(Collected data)
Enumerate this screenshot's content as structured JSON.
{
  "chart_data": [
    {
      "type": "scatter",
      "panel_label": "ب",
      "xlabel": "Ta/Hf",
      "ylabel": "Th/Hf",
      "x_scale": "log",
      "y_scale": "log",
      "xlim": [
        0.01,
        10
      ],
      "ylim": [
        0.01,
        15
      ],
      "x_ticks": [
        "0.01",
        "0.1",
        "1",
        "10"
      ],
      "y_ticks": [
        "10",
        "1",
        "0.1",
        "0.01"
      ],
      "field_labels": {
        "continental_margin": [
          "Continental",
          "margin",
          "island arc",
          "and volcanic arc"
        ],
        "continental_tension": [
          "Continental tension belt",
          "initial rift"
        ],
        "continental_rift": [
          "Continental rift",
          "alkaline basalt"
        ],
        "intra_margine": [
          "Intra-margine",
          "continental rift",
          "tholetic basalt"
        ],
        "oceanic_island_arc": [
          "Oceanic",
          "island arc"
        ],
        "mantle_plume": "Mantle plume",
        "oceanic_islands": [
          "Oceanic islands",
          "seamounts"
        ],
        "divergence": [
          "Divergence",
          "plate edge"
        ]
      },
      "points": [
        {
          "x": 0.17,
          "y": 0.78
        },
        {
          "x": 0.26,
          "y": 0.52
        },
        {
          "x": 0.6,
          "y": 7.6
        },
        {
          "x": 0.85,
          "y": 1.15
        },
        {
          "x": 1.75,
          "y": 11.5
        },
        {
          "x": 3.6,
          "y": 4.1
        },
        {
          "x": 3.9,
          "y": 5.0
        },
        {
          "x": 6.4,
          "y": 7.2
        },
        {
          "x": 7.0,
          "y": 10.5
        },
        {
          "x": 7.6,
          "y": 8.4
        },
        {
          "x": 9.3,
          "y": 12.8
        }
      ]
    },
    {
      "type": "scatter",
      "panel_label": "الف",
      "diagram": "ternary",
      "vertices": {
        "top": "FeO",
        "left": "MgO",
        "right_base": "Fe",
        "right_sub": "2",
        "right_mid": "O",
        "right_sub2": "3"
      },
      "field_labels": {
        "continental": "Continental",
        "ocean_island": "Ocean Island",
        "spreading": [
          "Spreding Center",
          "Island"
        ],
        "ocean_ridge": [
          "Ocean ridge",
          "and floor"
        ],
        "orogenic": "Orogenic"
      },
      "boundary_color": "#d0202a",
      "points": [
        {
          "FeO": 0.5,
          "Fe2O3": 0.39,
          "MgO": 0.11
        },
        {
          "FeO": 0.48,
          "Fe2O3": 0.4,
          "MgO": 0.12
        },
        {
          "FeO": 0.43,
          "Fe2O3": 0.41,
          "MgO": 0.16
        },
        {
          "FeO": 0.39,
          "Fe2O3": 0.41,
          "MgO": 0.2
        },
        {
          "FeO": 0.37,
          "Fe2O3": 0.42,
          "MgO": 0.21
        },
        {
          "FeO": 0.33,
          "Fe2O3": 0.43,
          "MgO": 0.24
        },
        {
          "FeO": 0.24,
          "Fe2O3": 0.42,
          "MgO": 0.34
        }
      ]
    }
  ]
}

▸ Task statement
Return the material exactly as it stands.

▸ Solution for this problem
Enumerate this screenshot's content as structured JSON.
{
  "chart_data": [
    {
      "type": "scatter",
      "panel_label": "ب",
      "xlabel": "Ta/Hf",
      "ylabel": "Th/Hf",
      "x_scale": "log",
      "y_scale": "log",
      "xlim": [
        0.01,
        10
      ],
      "ylim": [
        0.01,
        15
      ],
      "x_ticks": [
        "0.01",
        "0.1",
        "1",
        "10"
      ],
      "y_ticks": [
        "10",
        "1",
        "0.1",
        "0.01"
      ],
      "field_labels": {
        "continental_margin": [
          "Continental",
          "margin",
          "island arc",
          "and volcanic arc"
        ],
        "continental_tension": [
          "Continental tension belt",
          "initial rift"
        ],
        "continental_rift": [
          "Continental rift",
          "alkaline basalt"
        ],
        "intra_margine": [
          "Intra-margine",
          "continental rift",
          "tholetic basalt"
        ],
        "oceanic_island_arc": [
          "Oceanic",
          "island arc"
        ],
        "mantle_plume": "Mantle plume",
        "oceanic_islands": [
          "Oceanic islands",
          "seamounts"
        ],
        "divergence": [
          "Divergence",
          "plate edge"
        ]
      },
      "points": [
        {
          "x": 0.17,
          "y": 0.78
        },
        {
          "x": 0.26,
          "y": 0.52
        },
        {
          "x": 0.6,
          "y": 7.6
        },
        {
          "x": 0.85,
          "y": 1.15
        },
        {
          "x": 1.75,
          "y": 11.5
        },
        {
          "x": 3.6,
          "y": 4.1
        },
        {
          "x": 3.9,
          "y": 5.0
        },
        {
          "x": 6.4,
          "y": 7.2
        },
        {
          "x": 7.0,
          "y": 10.5
        },
        {
          "x": 7.6,
          "y": 8.4
        },
        {
          "x": 9.3,
          "y": 12.8
        }
      ]
    },
    {
      "type": "scatter",
      "panel_label": "الف",
      "diagram": "ternary",
      "vertices": {
        "top": "FeO",
        "left": "MgO",
        "right_base": "Fe",
        "right_sub": "2",
        "right_mid": "O",
        "right_sub2": "3"
      },
      "field_labels": {
        "continental": "Continental",
        "ocean_island": "Ocean Island",
        "spreading": [
          "Spreding Center",
          "Island"
        ],
        "ocean_ridge": [
          "Ocean ridge",
          "and floor"
        ],
        "orogenic": "Orogenic"
      },
      "boundary_color": "#d0202a",
      "points": [
        {
          "FeO": 0.5,
          "Fe2O3": 0.39,
          "MgO": 0.11
        },
        {
          "FeO": 0.48,
          "Fe2O3": 0.4,
          "MgO": 0.12
        },
        {
          "FeO": 0.43,
          "Fe2O3": 0.41,
          "MgO": 0.16
        },
        {
          "FeO": 0.39,
          "Fe2O3": 0.41,
          "MgO": 0.2
        },
        {
          "FeO": 0.37,
          "Fe2O3": 0.42,
          "MgO": 0.21
        },
        {
          "FeO": 0.33,
          "Fe2O3": 0.43,
          "MgO": 0.24
        },
        {
          "FeO": 0.24,
          "Fe2O3": 0.42,
          "MgO": 0.34
        }
      ]
    }
  ]
}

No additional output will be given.